*Task brief*
Pick up the piece on the Opera browser's usability problems after its last sentence and continue it.

*Excerpt to read*
************
This page documents some usability problems of Opera web browser.

No Drag and Drop

You cannot “drag and drop” images to a folder on desktop to save it. They insist on using different keyboard shortcuts than every browser.

Non-standard Keys

For example, 【Ctrl+Tab】 is for switching tab. But in Opera, it pops up a tab menu instead. Normally, i can quickly switch to different tabs and stop at the one i want, visually looking at each tab for fraction of a second. With Opera, i have to read the titles or small thumbnails.

The 【Ctrl+w】 key lets me close a tab in IE, Firefox, Chrome, Safari, but doesn't work in Opera.

Ctrl+Click】 lets me open a link in a new tab in all browsers. Not so with Opera. It opens the new link in the current tab, same as simple click.

Non-standard Tab Ordering

Also, when closing a tab, instead of showing the tab next to the closed one, Opera tries to be smart and jump to some other tab, something like the one opened before the one you closed. Very confusing. Same thing happens when switching to next/prev tabs using their 1 and 2 key shortcuts on the numerical keypad.

Non-standard Zoom-in Keys

Ctrl++】 does not zoom in.

Does not support Scroll-wheel Side-push

Nudging my mouse's scroll wheel to the sides should scroll window horizontally. It does not work in Opera, but it does in IE, Chrome, Safari, Firefox. While Opera is supposed to suppose some fancy “gestures”. Gesture my ass.

Weird Numerical Keypad Key Behavior

The number keys on the numerical keypad do weird things. For example, 7 seems to zoom out to 20%. 8 zooms to 120%. 5 turns the current tab into a window, inside the main window. 1 and 2 is for switching prev/next tab.
************
*Recorded data*

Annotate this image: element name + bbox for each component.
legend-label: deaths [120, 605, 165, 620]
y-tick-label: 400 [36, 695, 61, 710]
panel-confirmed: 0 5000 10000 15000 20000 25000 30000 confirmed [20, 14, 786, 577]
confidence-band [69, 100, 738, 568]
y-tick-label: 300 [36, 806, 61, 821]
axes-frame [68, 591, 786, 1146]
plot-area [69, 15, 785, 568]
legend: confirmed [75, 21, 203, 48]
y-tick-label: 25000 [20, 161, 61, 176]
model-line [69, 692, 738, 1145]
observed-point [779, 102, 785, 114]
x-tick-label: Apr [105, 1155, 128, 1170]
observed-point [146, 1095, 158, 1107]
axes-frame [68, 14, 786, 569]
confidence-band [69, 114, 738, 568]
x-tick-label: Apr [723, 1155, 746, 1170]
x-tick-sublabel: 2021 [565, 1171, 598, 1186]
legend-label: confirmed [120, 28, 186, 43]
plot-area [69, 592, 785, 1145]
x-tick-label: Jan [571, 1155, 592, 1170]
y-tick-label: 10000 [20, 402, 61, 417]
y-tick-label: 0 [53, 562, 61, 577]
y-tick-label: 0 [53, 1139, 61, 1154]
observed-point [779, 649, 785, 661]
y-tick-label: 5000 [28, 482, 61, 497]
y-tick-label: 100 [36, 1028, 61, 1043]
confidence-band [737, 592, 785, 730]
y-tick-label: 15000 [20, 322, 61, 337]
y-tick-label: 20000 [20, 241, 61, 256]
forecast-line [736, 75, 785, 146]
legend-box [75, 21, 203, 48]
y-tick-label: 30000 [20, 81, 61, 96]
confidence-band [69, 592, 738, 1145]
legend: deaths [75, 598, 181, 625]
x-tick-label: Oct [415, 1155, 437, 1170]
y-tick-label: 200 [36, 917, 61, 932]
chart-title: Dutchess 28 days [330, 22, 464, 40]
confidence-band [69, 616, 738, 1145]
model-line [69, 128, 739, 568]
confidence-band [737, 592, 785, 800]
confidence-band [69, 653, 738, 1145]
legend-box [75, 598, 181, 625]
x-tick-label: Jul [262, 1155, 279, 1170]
************
*Answer*
The 1 and 2 key for switching tabs is convenient. You can repeatedly press one of these keys to get to the tab you want. However, if you landed on a empty page (new tab), the key starts to insert text in the url field.

Weird Fancy Features

In 10.5x, it sports some unusual sidebar widgets, like “Unite”, “Notes”, and some Sync. And also a trashcan?! Am i supposed to spend a hour study what these are?

Yeah, supposedly all these can be customized. But every time i tried to look at its preference settings, it's nearly impossible to find or set what i want, because it sports its own fancy structure and UI too.

Non-standard Preference Setting

I tried to use Opera few times every year since 1998. Every time i got frustrated. In the latest version, 10.5x, even the graphical user interface is different. When Apple or Google Chrome sports novel GUI, i didn't have any frustrating experience. I can still do what i want, sometimes more conveniently, and am able to quickly tweak preferences for things i don't like.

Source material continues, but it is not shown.